Set task: Work through the listing below and count the lines that hold "handle". Answer with the number alone.

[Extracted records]

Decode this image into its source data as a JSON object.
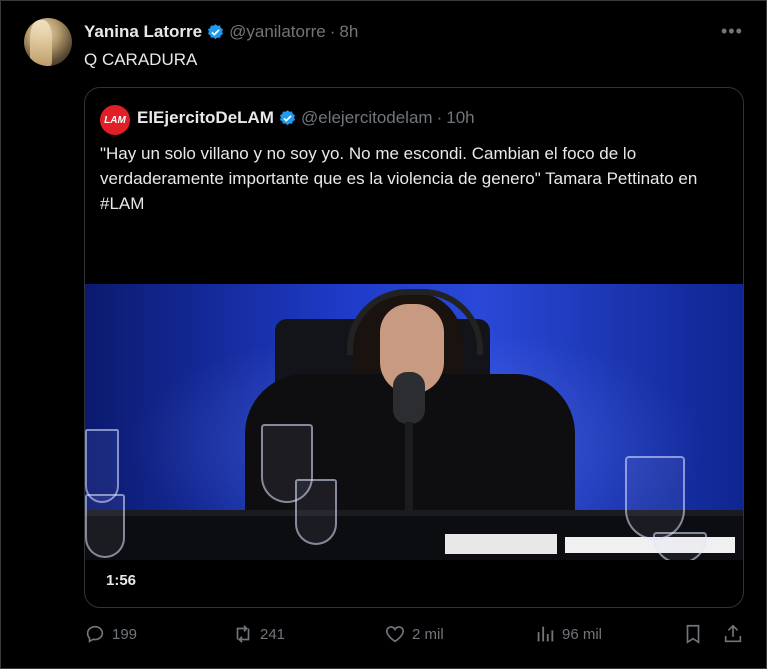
{
  "author": {
    "name": "Yanina Latorre",
    "handle": "@yanilatorre",
    "separator": "·",
    "time": "8h",
    "text": "Q CARADURA"
  },
  "quoted": {
    "avatar_text": "LAM",
    "name": "ElEjercitoDeLAM",
    "handle": "@elejercitodelam",
    "separator": "·",
    "time": "10h",
    "text": "\"Hay un solo villano y no soy yo. No me escondi. Cambian el foco de lo verdaderamente importante que es la violencia de genero\" Tamara Pettinato en #LAM",
    "video_duration": "1:56"
  },
  "actions": {
    "replies": "199",
    "reposts": "241",
    "likes": "2 mil",
    "views": "96 mil"
  },
  "colors": {
    "background": "#000000",
    "text": "#e7e9ea",
    "muted": "#71767b",
    "verified": "#1d9bf0",
    "lam_badge": "#e21f26"
  },
  "icons": [
    "verified-icon",
    "more-icon",
    "reply-icon",
    "repost-icon",
    "like-icon",
    "views-icon",
    "bookmark-icon",
    "share-icon"
  ]
}
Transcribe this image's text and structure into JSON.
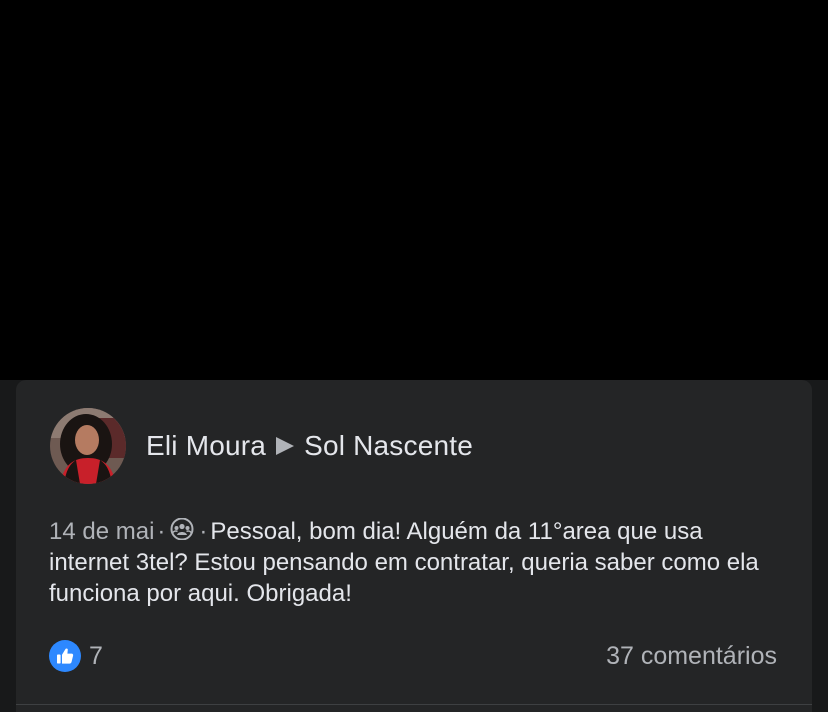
{
  "post": {
    "author": "Eli Moura",
    "group": "Sol Nascente",
    "date": "14 de mai",
    "separator": "·",
    "text": "Pessoal, bom dia! Alguém da 11°area que usa internet 3tel? Estou pensando em contratar, queria saber como ela funciona por aqui. Obrigada!",
    "privacy_icon": "group-icon",
    "reactions": {
      "icon": "like-icon",
      "count": "7",
      "color": "#2d88ff"
    },
    "comments": "37 comentários"
  },
  "colors": {
    "card_background": "#242526",
    "primary_text": "#e4e6eb",
    "secondary_text": "#b0b3b8"
  }
}
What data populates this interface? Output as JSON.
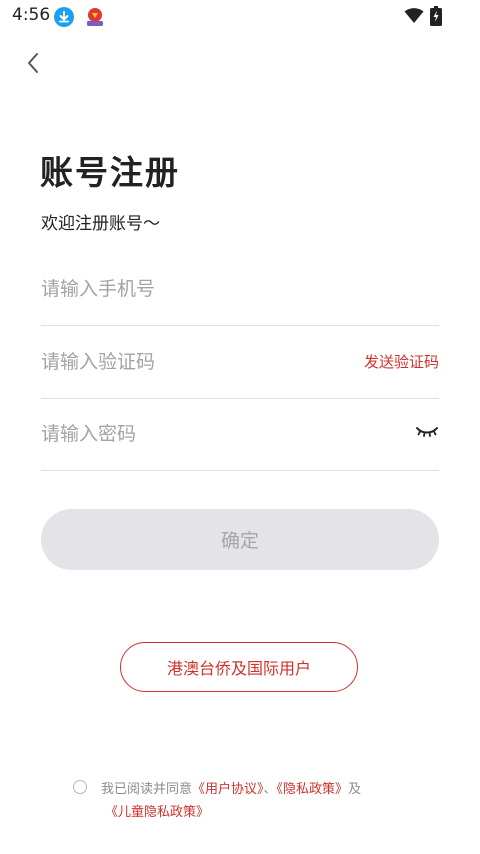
{
  "status_bar": {
    "time": "4:56"
  },
  "icons": {
    "back": "chevron-left-icon",
    "download": "download-icon",
    "app": "app-logo-icon",
    "wifi": "wifi-icon",
    "battery": "battery-charging-icon",
    "eye": "eye-closed-icon",
    "checkbox": "radio-circle-icon"
  },
  "page": {
    "title": "账号注册",
    "subtitle": "欢迎注册账号～"
  },
  "form": {
    "phone_placeholder": "请输入手机号",
    "code_placeholder": "请输入验证码",
    "send_code_label": "发送验证码",
    "password_placeholder": "请输入密码",
    "confirm_label": "确定"
  },
  "intl_button": {
    "label": "港澳台侨及国际用户"
  },
  "agreement": {
    "prefix": "我已阅读并同意",
    "user_agreement": "《用户协议》",
    "separator": "、",
    "privacy_policy": "《隐私政策》",
    "and": "及",
    "children_privacy": "《儿童隐私政策》"
  },
  "colors": {
    "accent": "#d0312d",
    "button_disabled_bg": "#e3e3e8",
    "button_disabled_text": "#a5a5ad",
    "placeholder": "#a3a3a3",
    "divider": "#e2e2e2"
  }
}
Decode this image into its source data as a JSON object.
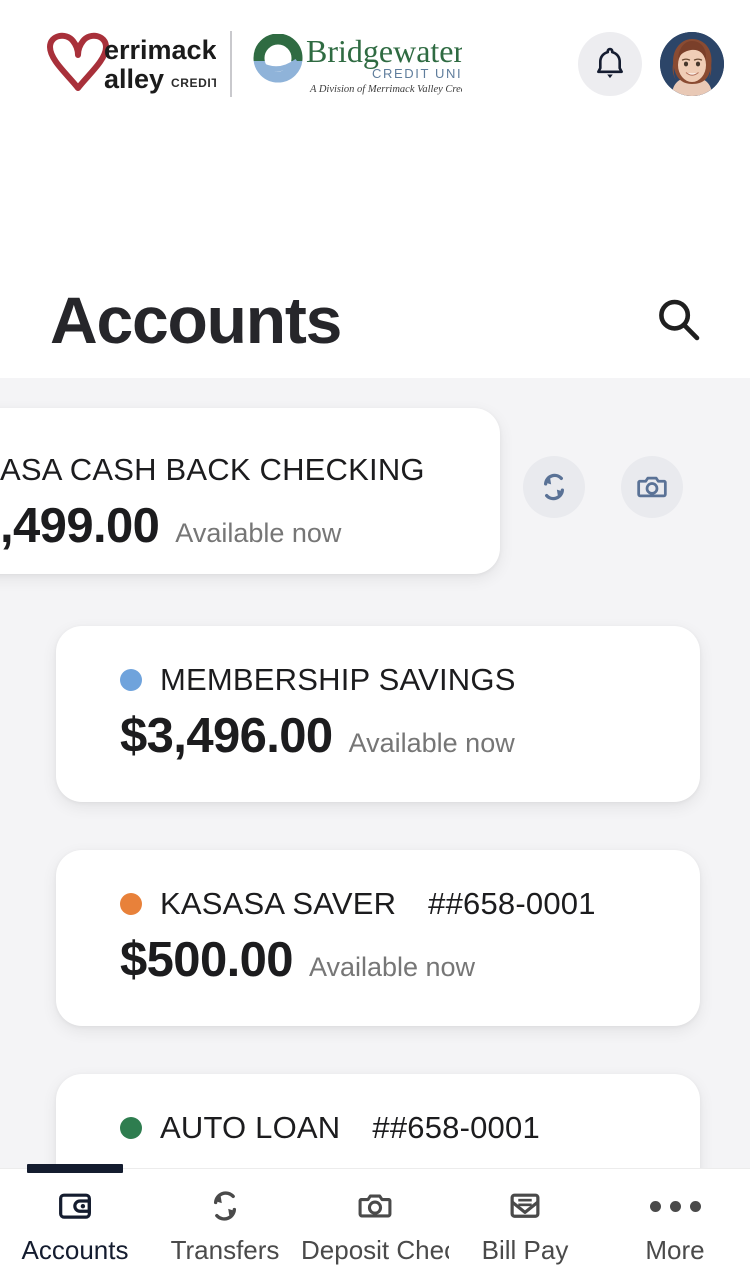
{
  "header": {
    "logo_primary": {
      "name_line1": "errimack",
      "name_line2": "alley",
      "tagline": "CREDIT UNION",
      "color": "#a8303a"
    },
    "logo_secondary": {
      "name": "Bridgewater",
      "tagline": "CREDIT UNION",
      "subtagline": "A Division of Merrimack Valley Credit Union",
      "color": "#2f6b42",
      "accent_color": "#8fb3d9"
    },
    "notifications_icon": "bell-icon",
    "avatar_label": "user-avatar"
  },
  "page": {
    "title": "Accounts",
    "search_icon": "search-icon",
    "background_color": "#f4f4f6"
  },
  "quick_actions": [
    {
      "icon": "transfer-icon",
      "label": "Transfer"
    },
    {
      "icon": "camera-icon",
      "label": "Deposit Check"
    }
  ],
  "accounts": [
    {
      "name": "ASA CASH BACK CHECKING",
      "account_number": "",
      "balance": ",499.00",
      "status": "Available now",
      "dot_color": "transparent",
      "clipped": true
    },
    {
      "name": "MEMBERSHIP SAVINGS",
      "account_number": "",
      "balance": "$3,496.00",
      "status": "Available now",
      "dot_color": "#6fa3dc",
      "clipped": false
    },
    {
      "name": "KASASA SAVER",
      "account_number": "##658-0001",
      "balance": "$500.00",
      "status": "Available now",
      "dot_color": "#e8813a",
      "clipped": false
    },
    {
      "name": "AUTO LOAN",
      "account_number": "##658-0001",
      "balance": "",
      "status": "",
      "dot_color": "#2e7d4f",
      "clipped": false
    }
  ],
  "bottom_nav": {
    "active_index": 0,
    "items": [
      {
        "label": "Accounts",
        "icon": "wallet-icon"
      },
      {
        "label": "Transfers",
        "icon": "transfer-icon"
      },
      {
        "label": "Deposit Check",
        "icon": "camera-icon"
      },
      {
        "label": "Bill Pay",
        "icon": "envelope-icon"
      },
      {
        "label": "More",
        "icon": "ellipsis-icon"
      }
    ]
  }
}
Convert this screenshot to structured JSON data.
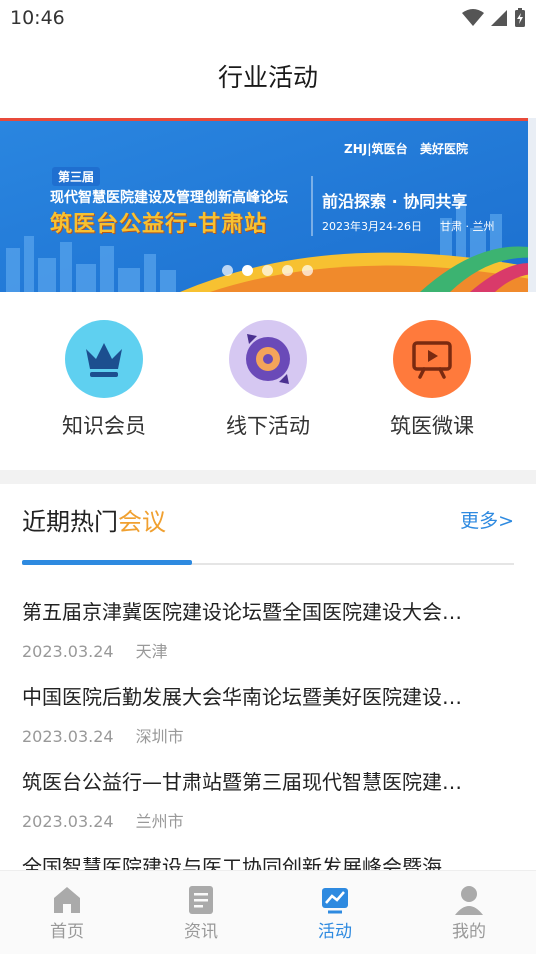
{
  "status_bar": {
    "time": "10:46"
  },
  "header": {
    "title": "行业活动"
  },
  "banner": {
    "edition": "第三届",
    "forum": "现代智慧医院建设及管理创新高峰论坛",
    "main_title": "筑医台公益行-甘肃站",
    "slogan": "前沿探索 · 协同共享",
    "date": "2023年3月24-26日",
    "city": "甘肃 · 兰州",
    "logo1": "ZHJ|筑医台",
    "logo2": "美好医院",
    "dots": 5,
    "active_dot": 1
  },
  "shortcuts": [
    {
      "label": "知识会员",
      "icon": "crown-icon",
      "color": "#5fd0f0"
    },
    {
      "label": "线下活动",
      "icon": "disc-icon",
      "color": "#d6c8f2"
    },
    {
      "label": "筑医微课",
      "icon": "video-screen-icon",
      "color": "#ff7a3c"
    }
  ],
  "section": {
    "title_main": "近期热门",
    "title_accent": "会议",
    "more": "更多>"
  },
  "news": [
    {
      "title": "第五届京津冀医院建设论坛暨全国医院建设大会…",
      "date": "2023.03.24",
      "location": "天津"
    },
    {
      "title": "中国医院后勤发展大会华南论坛暨美好医院建设…",
      "date": "2023.03.24",
      "location": "深圳市"
    },
    {
      "title": "筑医台公益行—甘肃站暨第三届现代智慧医院建…",
      "date": "2023.03.24",
      "location": "兰州市"
    },
    {
      "title": "全国智慧医院建设与医工协同创新发展峰会暨海…",
      "date": "",
      "location": ""
    }
  ],
  "tabbar": [
    {
      "label": "首页",
      "icon": "home-icon"
    },
    {
      "label": "资讯",
      "icon": "document-icon"
    },
    {
      "label": "活动",
      "icon": "activity-chart-icon",
      "active": true
    },
    {
      "label": "我的",
      "icon": "user-icon"
    }
  ],
  "colors": {
    "accent": "#2e8ae0",
    "highlight": "#f0a030"
  }
}
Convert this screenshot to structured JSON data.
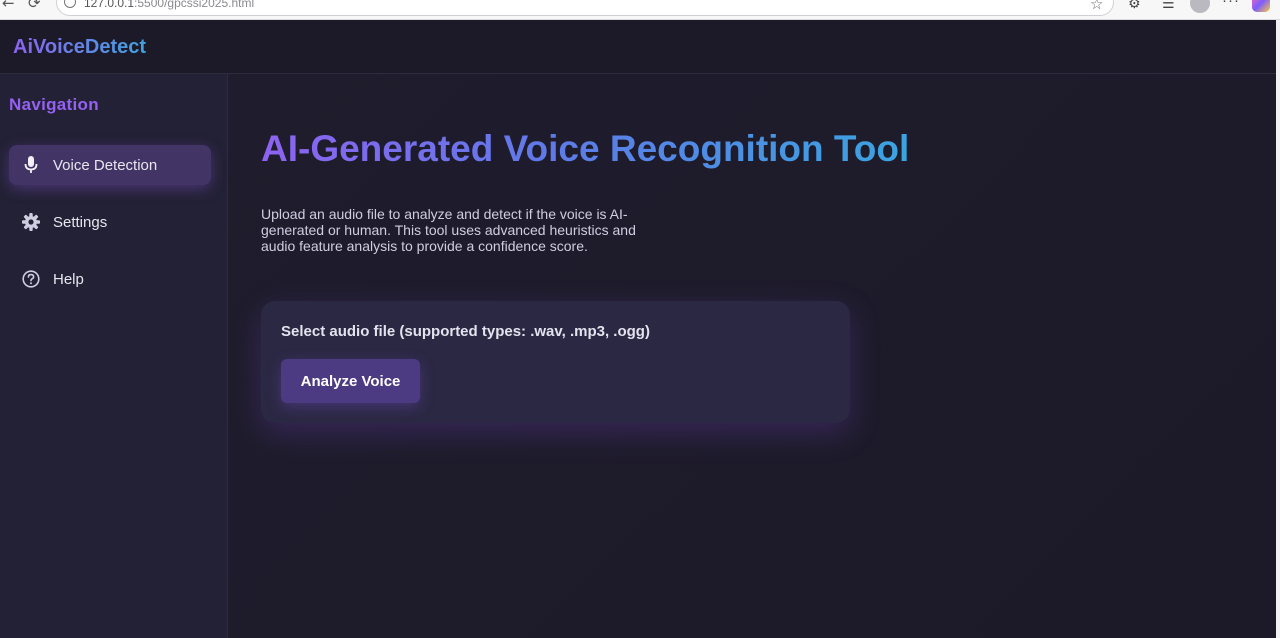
{
  "browser": {
    "url_host": "127.0.0.1",
    "url_rest": ":5500/gpcssi2025.html"
  },
  "brand": {
    "name": "AiVoiceDetect"
  },
  "sidebar": {
    "title": "Navigation",
    "items": [
      {
        "label": "Voice Detection",
        "icon": "microphone-icon",
        "active": true
      },
      {
        "label": "Settings",
        "icon": "gear-icon",
        "active": false
      },
      {
        "label": "Help",
        "icon": "help-icon",
        "active": false
      }
    ]
  },
  "main": {
    "title": "AI-Generated Voice Recognition Tool",
    "description": "Upload an audio file to analyze and detect if the voice is AI-generated or human. This tool uses advanced heuristics and audio feature analysis to provide a confidence score.",
    "upload": {
      "label": "Select audio file (supported types: .wav, .mp3, .ogg)",
      "button": "Analyze Voice"
    }
  },
  "colors": {
    "accent_purple": "#8d63f0",
    "accent_blue": "#3aa4e0",
    "background": "#1e1c2c",
    "sidebar_bg": "#232135",
    "button_bg": "#4c3a82"
  }
}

Solution to the exercise: 2